┌─ Entries

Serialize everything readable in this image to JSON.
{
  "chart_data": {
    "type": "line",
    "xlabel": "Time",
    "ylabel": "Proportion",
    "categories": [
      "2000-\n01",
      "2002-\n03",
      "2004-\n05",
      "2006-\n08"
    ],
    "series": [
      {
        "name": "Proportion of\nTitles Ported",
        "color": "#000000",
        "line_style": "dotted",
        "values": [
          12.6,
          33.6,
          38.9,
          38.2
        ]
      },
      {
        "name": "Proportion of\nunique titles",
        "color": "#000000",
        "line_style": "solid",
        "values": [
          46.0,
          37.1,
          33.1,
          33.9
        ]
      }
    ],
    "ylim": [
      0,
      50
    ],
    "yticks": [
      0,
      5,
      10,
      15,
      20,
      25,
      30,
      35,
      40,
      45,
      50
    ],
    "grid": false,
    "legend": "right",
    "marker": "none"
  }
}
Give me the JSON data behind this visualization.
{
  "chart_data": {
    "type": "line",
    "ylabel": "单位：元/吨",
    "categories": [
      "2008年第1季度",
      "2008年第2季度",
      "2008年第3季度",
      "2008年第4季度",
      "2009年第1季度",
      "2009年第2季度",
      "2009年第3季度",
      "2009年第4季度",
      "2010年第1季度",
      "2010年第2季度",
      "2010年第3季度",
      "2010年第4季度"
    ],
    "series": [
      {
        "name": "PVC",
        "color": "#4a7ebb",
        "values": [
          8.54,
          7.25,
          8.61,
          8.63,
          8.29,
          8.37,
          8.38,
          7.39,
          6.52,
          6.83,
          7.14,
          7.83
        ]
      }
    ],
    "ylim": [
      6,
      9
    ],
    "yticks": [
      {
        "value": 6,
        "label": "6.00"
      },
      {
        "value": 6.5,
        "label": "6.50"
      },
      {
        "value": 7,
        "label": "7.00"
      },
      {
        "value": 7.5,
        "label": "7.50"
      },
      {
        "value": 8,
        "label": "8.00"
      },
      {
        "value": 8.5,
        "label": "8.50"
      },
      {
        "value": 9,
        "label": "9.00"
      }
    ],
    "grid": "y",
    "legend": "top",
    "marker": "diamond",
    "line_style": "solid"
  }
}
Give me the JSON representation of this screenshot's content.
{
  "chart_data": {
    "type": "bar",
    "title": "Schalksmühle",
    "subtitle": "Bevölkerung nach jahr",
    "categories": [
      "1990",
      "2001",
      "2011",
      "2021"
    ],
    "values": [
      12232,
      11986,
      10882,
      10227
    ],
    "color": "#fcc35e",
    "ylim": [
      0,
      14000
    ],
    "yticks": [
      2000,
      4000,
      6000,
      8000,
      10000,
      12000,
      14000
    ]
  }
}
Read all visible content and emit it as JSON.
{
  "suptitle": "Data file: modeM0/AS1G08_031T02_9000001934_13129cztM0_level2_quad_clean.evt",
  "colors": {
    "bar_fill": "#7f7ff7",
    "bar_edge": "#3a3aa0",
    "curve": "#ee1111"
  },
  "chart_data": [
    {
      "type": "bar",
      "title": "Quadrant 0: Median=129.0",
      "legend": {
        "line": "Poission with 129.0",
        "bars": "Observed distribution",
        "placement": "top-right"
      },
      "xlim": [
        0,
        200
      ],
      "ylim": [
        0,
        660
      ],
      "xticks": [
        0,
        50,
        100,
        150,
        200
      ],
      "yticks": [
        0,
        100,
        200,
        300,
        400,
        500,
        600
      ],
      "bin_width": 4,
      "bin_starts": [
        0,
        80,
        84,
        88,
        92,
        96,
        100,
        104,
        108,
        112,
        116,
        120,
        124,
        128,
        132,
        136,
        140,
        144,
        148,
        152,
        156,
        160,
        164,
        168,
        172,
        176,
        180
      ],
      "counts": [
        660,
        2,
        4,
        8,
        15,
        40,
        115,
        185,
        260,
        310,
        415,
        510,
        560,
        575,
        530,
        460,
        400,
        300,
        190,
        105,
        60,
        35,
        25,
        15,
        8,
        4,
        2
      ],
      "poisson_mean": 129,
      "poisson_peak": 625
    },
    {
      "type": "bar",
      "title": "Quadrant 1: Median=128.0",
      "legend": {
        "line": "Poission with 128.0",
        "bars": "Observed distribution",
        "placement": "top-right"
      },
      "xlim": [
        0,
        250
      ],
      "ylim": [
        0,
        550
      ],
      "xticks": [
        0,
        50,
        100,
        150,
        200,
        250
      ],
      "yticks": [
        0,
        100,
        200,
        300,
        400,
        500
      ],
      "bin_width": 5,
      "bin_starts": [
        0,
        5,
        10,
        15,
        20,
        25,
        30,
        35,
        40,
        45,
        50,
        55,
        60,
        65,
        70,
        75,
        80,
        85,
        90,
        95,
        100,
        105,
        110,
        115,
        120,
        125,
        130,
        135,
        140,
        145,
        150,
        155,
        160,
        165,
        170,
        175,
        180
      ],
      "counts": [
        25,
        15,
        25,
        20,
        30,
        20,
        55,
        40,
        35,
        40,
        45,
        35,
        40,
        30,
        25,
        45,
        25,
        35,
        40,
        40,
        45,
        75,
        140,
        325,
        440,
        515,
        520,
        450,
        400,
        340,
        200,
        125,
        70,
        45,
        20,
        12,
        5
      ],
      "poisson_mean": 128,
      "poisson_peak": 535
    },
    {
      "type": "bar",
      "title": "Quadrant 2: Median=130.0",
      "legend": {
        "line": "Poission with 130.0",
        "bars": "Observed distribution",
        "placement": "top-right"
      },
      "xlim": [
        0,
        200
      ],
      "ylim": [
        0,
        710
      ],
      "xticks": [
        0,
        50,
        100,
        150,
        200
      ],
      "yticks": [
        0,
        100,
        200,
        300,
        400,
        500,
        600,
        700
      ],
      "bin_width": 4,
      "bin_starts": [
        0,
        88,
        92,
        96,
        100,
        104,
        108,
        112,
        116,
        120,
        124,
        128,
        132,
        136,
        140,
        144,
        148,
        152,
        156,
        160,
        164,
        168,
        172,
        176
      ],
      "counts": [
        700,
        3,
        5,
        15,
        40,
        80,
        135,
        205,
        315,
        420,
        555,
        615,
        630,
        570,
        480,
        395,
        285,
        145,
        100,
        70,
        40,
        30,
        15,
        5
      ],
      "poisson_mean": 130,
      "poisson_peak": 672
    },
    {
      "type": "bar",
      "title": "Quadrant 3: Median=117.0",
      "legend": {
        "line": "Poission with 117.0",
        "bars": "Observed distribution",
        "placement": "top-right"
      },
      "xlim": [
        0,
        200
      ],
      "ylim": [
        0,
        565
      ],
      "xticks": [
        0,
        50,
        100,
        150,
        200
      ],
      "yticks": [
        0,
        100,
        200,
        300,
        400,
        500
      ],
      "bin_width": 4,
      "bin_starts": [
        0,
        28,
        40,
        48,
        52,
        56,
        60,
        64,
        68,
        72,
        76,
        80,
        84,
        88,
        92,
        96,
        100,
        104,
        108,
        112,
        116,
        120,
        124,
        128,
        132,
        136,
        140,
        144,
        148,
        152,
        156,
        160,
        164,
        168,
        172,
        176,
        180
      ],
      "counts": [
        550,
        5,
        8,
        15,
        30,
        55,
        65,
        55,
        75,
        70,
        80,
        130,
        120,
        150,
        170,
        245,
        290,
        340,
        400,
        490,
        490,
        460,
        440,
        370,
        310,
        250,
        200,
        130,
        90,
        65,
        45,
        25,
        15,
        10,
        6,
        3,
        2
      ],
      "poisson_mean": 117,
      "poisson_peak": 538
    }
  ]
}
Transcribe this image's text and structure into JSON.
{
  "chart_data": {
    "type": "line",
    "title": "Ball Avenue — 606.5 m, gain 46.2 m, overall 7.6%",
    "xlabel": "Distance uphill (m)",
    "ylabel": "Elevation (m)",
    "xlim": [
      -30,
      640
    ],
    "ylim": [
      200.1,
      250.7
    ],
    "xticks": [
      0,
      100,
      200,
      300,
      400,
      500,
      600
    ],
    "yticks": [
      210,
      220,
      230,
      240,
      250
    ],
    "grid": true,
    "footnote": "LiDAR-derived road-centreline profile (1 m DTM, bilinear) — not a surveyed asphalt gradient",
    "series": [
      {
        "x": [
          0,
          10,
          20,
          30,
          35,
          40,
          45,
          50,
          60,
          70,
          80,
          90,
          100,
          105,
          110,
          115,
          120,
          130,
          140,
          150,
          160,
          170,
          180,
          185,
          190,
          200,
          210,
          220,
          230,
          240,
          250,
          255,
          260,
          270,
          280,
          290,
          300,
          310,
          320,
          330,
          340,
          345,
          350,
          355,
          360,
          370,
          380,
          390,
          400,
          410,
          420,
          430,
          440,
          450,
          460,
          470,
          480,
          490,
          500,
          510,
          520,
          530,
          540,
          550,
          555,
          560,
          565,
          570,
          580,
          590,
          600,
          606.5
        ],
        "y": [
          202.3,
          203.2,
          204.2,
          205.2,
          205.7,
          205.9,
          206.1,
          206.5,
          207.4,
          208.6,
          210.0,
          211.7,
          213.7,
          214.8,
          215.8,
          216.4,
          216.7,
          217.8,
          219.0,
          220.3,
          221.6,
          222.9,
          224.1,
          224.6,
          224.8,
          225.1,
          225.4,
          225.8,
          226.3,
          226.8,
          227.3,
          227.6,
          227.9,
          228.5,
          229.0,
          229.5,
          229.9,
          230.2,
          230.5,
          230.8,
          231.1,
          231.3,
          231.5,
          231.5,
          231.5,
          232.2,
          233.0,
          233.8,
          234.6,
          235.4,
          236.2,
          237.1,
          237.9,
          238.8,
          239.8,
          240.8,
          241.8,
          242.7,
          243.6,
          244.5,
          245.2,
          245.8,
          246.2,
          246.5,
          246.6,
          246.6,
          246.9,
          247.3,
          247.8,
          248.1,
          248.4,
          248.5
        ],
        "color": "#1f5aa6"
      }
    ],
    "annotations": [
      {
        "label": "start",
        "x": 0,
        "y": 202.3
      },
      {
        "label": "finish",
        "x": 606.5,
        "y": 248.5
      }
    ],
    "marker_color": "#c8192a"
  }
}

└─

* [What is expected]
From the records above, work out how many lines contain the string "Quadrant". Give only the number.

* [Exercise response]
4